** start DATA FOR THE TASK **

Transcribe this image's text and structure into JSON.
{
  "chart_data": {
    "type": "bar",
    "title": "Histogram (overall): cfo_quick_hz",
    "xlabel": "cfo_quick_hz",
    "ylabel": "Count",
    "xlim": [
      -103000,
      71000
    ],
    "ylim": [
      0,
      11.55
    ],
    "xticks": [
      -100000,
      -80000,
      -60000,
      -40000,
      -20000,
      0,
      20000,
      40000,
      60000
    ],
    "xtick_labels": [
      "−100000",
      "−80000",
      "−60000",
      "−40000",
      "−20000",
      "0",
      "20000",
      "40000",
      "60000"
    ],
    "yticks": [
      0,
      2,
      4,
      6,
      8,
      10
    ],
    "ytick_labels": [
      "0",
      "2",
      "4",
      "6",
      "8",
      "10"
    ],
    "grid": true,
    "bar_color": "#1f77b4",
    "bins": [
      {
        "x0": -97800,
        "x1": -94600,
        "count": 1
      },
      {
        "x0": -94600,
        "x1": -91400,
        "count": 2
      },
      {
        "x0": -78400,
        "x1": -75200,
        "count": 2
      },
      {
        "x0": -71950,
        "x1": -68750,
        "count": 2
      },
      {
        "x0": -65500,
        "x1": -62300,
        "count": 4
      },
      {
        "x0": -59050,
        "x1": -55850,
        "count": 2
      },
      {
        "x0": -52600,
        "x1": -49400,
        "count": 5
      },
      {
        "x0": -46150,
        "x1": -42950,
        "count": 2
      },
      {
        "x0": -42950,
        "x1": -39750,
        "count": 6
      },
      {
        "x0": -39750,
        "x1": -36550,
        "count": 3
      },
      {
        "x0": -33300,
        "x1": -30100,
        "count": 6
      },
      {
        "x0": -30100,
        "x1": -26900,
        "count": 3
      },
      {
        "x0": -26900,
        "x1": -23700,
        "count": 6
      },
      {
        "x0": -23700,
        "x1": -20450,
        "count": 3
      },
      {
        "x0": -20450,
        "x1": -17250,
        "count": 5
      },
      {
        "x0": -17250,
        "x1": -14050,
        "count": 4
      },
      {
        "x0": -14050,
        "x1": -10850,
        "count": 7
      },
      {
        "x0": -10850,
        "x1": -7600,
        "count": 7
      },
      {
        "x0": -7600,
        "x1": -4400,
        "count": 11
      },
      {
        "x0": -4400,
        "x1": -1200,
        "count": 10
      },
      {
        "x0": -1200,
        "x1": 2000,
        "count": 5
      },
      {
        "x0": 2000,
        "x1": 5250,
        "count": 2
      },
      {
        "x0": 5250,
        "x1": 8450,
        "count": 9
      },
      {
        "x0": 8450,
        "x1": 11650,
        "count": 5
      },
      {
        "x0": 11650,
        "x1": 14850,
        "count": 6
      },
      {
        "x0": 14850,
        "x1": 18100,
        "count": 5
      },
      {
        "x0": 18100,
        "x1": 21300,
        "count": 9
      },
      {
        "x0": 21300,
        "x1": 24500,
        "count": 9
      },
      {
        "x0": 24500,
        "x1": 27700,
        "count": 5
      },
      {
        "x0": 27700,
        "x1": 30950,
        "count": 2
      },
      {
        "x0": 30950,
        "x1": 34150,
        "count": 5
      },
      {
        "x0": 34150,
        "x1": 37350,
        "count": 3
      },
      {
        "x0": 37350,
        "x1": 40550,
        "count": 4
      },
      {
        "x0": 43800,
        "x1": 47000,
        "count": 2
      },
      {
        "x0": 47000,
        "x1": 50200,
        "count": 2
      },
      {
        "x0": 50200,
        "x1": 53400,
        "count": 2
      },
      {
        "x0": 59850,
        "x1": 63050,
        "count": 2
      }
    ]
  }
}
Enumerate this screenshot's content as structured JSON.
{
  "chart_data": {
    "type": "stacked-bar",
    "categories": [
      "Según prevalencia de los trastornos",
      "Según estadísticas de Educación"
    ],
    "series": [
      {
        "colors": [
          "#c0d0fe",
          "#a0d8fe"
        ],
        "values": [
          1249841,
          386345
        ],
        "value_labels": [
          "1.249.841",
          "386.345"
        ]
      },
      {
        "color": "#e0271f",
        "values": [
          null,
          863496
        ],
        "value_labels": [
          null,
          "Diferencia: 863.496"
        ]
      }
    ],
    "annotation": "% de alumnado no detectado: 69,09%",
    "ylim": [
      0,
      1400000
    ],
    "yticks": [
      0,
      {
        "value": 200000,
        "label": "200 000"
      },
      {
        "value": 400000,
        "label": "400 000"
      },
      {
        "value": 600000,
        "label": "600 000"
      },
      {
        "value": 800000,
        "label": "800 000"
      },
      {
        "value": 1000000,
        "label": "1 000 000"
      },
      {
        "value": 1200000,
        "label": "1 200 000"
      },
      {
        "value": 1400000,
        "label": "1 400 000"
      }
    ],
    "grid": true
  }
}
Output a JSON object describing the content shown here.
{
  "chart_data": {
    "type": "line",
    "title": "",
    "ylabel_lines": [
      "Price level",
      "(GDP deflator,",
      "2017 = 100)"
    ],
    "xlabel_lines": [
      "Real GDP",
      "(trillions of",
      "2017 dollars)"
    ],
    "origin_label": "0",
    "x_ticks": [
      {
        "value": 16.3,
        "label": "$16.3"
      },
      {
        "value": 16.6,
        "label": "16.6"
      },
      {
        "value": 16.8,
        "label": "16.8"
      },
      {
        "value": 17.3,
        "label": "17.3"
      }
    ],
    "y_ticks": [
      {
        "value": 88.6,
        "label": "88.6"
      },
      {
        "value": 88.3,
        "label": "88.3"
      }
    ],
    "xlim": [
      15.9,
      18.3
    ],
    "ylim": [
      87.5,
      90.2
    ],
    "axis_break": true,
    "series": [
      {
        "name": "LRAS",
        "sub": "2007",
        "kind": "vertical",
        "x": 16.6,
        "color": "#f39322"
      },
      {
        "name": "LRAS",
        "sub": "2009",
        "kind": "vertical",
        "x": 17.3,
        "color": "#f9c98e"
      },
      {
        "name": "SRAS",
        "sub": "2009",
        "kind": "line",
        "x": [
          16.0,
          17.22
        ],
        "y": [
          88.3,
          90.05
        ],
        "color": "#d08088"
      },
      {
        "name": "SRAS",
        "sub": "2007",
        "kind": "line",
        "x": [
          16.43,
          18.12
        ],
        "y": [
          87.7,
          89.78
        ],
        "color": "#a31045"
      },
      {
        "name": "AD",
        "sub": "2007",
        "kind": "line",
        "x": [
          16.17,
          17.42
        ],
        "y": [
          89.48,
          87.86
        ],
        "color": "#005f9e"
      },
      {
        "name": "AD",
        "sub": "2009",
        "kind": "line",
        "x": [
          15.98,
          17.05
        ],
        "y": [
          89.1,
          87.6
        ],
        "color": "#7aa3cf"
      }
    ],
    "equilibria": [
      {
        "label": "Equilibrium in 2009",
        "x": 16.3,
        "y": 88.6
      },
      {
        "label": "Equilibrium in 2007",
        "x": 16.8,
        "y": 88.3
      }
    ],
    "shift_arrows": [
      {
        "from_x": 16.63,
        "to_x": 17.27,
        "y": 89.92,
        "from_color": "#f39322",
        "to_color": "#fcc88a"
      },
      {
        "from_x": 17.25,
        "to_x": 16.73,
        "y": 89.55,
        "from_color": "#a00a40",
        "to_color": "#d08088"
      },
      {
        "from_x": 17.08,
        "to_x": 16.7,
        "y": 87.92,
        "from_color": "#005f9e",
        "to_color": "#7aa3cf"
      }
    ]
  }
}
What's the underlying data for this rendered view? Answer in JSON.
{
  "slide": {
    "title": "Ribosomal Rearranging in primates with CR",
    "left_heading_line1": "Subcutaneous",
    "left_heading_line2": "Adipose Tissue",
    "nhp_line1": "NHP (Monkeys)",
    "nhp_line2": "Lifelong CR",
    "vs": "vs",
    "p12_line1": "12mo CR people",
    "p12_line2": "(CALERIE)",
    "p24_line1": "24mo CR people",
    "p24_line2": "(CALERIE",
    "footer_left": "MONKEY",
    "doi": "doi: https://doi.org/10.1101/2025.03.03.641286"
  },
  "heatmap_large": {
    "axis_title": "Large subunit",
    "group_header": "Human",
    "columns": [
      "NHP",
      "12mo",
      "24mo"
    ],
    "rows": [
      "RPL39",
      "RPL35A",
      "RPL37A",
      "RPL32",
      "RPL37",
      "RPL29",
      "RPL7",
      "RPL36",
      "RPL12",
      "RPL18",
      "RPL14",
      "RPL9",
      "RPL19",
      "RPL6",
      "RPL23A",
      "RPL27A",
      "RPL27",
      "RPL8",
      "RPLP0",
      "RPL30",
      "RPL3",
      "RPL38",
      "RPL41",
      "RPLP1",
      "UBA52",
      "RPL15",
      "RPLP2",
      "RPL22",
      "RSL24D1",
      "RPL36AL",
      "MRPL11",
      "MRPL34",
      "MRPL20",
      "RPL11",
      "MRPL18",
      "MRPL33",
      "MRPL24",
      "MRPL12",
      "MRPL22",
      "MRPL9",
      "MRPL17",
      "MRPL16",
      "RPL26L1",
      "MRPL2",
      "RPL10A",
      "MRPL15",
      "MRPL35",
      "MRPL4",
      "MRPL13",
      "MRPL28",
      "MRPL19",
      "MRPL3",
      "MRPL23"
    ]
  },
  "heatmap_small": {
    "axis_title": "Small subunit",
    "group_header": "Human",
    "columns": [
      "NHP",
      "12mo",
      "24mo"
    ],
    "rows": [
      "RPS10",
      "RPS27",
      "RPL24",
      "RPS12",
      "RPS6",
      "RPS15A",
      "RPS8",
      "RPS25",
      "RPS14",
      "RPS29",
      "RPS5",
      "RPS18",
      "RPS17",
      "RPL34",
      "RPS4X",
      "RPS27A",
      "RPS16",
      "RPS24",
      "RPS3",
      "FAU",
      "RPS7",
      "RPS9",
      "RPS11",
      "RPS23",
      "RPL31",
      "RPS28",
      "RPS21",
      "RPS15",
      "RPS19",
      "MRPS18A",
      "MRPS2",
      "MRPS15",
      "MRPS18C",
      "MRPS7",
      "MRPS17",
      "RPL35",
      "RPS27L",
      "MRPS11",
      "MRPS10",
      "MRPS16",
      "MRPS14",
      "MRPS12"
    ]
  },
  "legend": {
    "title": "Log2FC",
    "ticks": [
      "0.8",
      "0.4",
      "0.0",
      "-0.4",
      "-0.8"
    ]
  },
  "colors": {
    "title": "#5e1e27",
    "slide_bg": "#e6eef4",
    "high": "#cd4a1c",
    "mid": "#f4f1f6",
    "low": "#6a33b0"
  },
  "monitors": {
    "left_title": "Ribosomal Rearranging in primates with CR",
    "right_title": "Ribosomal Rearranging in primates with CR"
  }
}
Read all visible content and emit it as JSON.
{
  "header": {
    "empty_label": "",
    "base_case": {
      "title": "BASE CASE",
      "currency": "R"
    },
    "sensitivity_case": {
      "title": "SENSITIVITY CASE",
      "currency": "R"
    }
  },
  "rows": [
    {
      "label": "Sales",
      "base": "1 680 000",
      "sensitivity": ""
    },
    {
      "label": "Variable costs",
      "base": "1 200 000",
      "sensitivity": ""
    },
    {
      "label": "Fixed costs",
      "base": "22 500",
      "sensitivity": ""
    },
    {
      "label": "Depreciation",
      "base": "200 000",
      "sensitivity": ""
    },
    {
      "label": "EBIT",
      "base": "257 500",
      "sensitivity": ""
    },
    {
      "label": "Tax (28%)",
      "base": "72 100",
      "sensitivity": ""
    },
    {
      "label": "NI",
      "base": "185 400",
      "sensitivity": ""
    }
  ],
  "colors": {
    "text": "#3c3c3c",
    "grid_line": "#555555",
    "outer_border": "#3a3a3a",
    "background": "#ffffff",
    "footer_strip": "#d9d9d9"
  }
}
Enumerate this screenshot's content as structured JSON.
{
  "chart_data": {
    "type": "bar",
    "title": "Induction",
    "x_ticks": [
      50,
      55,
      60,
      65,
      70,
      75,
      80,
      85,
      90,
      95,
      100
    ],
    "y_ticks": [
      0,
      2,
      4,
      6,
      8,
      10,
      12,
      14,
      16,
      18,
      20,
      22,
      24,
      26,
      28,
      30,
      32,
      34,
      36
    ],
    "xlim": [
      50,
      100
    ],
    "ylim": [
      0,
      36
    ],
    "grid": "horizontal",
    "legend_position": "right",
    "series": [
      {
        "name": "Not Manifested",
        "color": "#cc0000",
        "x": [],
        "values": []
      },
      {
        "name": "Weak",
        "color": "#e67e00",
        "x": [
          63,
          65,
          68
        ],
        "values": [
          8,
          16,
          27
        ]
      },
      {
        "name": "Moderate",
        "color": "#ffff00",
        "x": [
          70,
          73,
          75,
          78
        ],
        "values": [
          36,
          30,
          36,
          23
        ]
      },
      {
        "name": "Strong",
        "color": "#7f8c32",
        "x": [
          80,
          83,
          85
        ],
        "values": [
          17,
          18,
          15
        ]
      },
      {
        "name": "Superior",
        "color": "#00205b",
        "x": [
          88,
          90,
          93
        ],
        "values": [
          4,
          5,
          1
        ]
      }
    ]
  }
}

** end DATA FOR THE TASK **

AIM: Make a list of all lines in the data that contain "type".

FINISHED TASK:
    "type": "bar",
    "type": "stacked-bar",
    "type": "line",
    "type": "bar",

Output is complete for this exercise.